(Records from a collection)
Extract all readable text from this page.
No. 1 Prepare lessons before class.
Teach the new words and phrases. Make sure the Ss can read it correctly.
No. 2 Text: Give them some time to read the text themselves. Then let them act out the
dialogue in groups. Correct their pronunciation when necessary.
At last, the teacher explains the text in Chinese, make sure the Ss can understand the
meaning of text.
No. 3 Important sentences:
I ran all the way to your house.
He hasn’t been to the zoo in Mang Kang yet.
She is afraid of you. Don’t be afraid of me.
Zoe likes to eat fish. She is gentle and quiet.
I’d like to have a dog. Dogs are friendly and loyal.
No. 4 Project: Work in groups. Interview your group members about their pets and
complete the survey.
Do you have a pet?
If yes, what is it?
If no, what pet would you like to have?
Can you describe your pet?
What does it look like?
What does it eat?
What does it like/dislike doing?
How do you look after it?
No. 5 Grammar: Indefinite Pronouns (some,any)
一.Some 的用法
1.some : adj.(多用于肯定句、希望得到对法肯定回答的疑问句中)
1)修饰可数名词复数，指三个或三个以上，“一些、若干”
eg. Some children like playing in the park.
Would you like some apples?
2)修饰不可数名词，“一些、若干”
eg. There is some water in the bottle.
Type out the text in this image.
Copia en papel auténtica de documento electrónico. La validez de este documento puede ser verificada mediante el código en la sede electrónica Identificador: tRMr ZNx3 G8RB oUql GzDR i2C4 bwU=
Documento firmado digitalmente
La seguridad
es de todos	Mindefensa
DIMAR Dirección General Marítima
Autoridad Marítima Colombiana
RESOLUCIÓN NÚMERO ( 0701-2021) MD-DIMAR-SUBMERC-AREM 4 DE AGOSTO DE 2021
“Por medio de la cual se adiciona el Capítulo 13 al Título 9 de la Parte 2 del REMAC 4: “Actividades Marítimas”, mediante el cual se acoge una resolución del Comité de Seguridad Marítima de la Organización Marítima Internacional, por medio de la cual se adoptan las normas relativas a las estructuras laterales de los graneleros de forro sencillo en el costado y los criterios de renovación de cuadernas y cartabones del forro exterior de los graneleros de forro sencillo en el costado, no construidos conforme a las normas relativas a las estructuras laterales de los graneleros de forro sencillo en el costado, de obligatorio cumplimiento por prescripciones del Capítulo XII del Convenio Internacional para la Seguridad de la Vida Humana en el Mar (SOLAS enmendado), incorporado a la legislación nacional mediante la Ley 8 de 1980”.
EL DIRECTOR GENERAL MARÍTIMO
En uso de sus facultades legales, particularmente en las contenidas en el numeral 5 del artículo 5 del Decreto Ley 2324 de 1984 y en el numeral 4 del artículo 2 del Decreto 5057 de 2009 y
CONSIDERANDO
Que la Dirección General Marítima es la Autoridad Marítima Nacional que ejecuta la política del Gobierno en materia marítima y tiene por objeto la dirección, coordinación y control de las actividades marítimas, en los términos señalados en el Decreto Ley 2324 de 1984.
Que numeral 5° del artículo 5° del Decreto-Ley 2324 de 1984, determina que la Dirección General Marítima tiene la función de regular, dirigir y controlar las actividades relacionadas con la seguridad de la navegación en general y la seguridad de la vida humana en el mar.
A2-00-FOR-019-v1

Stated task: Determine how many lines above contain "Dirección" as a word or string. Give the number alone.

Task answer: 3